## Required tasks
1. Using the data loading notes, explain in one to three sentences why the data collection code behind these stats tends to end up messy.
2. Reproduce the passage of the data loading notes starting at "cache_dir = './cache'" and ending at "a2z70s_cache_dir = path.join(cache_dir, 'a2z70s')".
3. Condense the paragraph of the data loading notes that begins "Part of the frenzy" into a shorter version that keeps its main facts.
─── Source passage ───
# Data Loading and Cleaning

## Overview

Part of the frenzy that is doing these stats tends to create a bit of messy data collection code for a few reasons: the countdowns are "unannounced surprises", they have limited time spans, it's a side project, and I want to be timely.  Having said that, I wanted to clean it up a bit and codify what I've learned.  So here goes

## Setup

Under the covers it mostly a combo of [requests](http://docs.python-requests.org/en/master/) and [lxml](http://lxml.de/) for webscraping and (pandas)[https://pandas.pydata.org/] for data munging.  Before we get started, set up the imports

In [1]:
%matplotlib inline
from IPython.display import display, HTML
import requests 
from lxml import html
import pandas as pd
from datetime import date, datetime, time
from os import path, mkdir
import re


### Set up cache/data directories

In [2]:

cache_dir = './cache'
playlist_cache_dir = path.join(cache_dir, 'playlists')
a2z_cache_dir = path.join(cache_dir, 'a2z')
a2z70s_cache_dir = path.join(cache_dir, 'a2z70s')
data_dir = './data'

for d in (cache_dir, playlist_cache_dir, a2z_cache_dir, a2z70s_cache_dir, data_dir):
    if not path.exists(d): mkdir(d)

## Generic XPN Playlist scraping

Origionaly I tended to rely on the one-off countdown pages for playlists.
But eventually I ended up using the generic playlist at [http://xpn.org/playlists/xpn-playlist](http://xpn.org/playlists/xpn-playlist).
I've done this enough, it's past time to turn it into something reusable.

In [3]:
def fetch_playlist(day, cache_dir=None, verbose = False):
    """
─── Information provided ───
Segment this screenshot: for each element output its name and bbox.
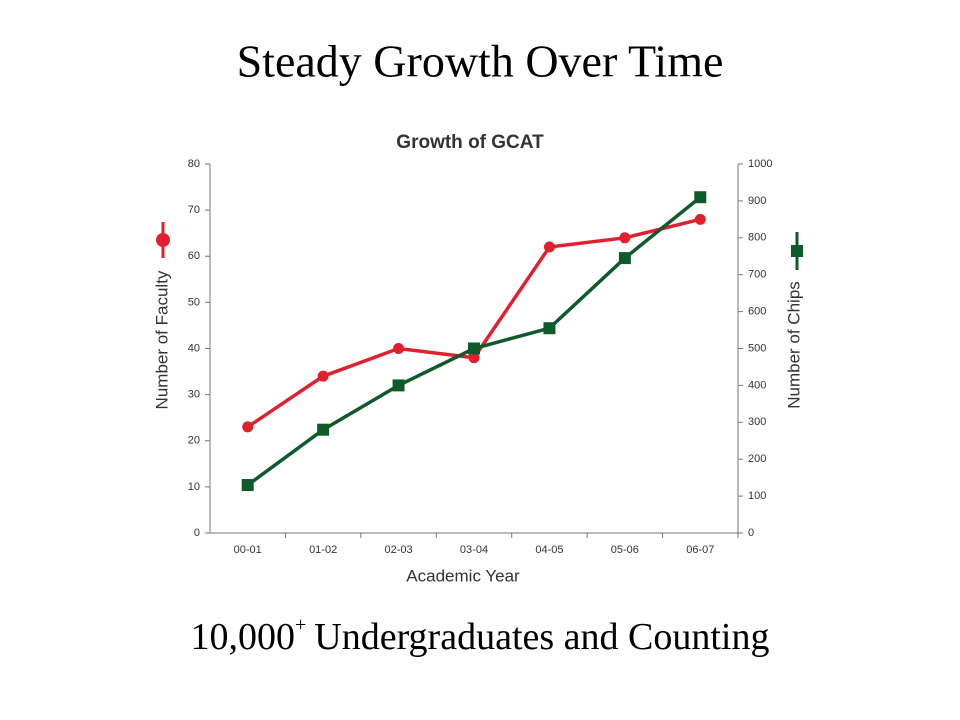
───
## Final results
1. The code gets messy because the countdowns arrive as unannounced surprises and run for limited time spans. The work is also a side project, and the goal is to stay timely.

2.
cache_dir = './cache'
playlist_cache_dir = path.join(cache_dir, 'playlists')
a2z_cache_dir = path.join(cache_dir, 'a2z')
a2z70s_cache_dir = path.join(cache_dir, 'a2z70s')

3. Collecting data for these stats usually leads to messy code. The countdowns are unannounced surprises with limited time spans, the work is a side project, and I want to be timely. This is an effort to clean that code up and codify what I've learned.